Goal.
A faithful transcription of all the data is required.

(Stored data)

========================

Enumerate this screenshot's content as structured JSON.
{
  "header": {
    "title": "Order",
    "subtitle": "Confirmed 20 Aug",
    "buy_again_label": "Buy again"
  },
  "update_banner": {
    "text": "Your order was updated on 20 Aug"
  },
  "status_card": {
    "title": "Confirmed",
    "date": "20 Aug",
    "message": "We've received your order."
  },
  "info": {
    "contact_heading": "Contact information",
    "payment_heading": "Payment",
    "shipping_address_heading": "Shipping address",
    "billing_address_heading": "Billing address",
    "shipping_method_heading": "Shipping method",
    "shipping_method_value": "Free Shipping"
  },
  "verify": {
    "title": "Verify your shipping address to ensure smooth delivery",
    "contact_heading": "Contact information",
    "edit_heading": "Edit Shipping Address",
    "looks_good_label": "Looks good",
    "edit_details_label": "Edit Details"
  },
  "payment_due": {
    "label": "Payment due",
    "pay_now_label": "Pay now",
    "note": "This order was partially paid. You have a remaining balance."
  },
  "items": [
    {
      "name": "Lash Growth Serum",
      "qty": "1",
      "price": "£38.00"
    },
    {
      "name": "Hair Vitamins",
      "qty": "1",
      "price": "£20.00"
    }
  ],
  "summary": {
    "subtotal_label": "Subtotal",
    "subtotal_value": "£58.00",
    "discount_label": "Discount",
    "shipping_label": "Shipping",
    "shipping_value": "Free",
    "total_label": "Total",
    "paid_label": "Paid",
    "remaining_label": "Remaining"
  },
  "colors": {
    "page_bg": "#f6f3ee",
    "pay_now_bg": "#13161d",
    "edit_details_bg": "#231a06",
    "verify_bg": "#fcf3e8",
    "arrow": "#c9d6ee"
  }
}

========================

Solution for this task.
Enumerate this screenshot's content as structured JSON.
{
  "header": {
    "title": "Order",
    "subtitle": "Confirmed 20 Aug",
    "buy_again_label": "Buy again"
  },
  "update_banner": {
    "text": "Your order was updated on 20 Aug"
  },
  "status_card": {
    "title": "Confirmed",
    "date": "20 Aug",
    "message": "We've received your order."
  },
  "info": {
    "contact_heading": "Contact information",
    "payment_heading": "Payment",
    "shipping_address_heading": "Shipping address",
    "billing_address_heading": "Billing address",
    "shipping_method_heading": "Shipping method",
    "shipping_method_value": "Free Shipping"
  },
  "verify": {
    "title": "Verify your shipping address to ensure smooth delivery",
    "contact_heading": "Contact information",
    "edit_heading": "Edit Shipping Address",
    "looks_good_label": "Looks good",
    "edit_details_label": "Edit Details"
  },
  "payment_due": {
    "label": "Payment due",
    "pay_now_label": "Pay now",
    "note": "This order was partially paid. You have a remaining balance."
  },
  "items": [
    {
      "name": "Lash Growth Serum",
      "qty": "1",
      "price": "£38.00"
    },
    {
      "name": "Hair Vitamins",
      "qty": "1",
      "price": "£20.00"
    }
  ],
  "summary": {
    "subtotal_label": "Subtotal",
    "subtotal_value": "£58.00",
    "discount_label": "Discount",
    "shipping_label": "Shipping",
    "shipping_value": "Free",
    "total_label": "Total",
    "paid_label": "Paid",
    "remaining_label": "Remaining"
  },
  "colors": {
    "page_bg": "#f6f3ee",
    "pay_now_bg": "#13161d",
    "edit_details_bg": "#231a06",
    "verify_bg": "#fcf3e8",
    "arrow": "#c9d6ee"
  }
}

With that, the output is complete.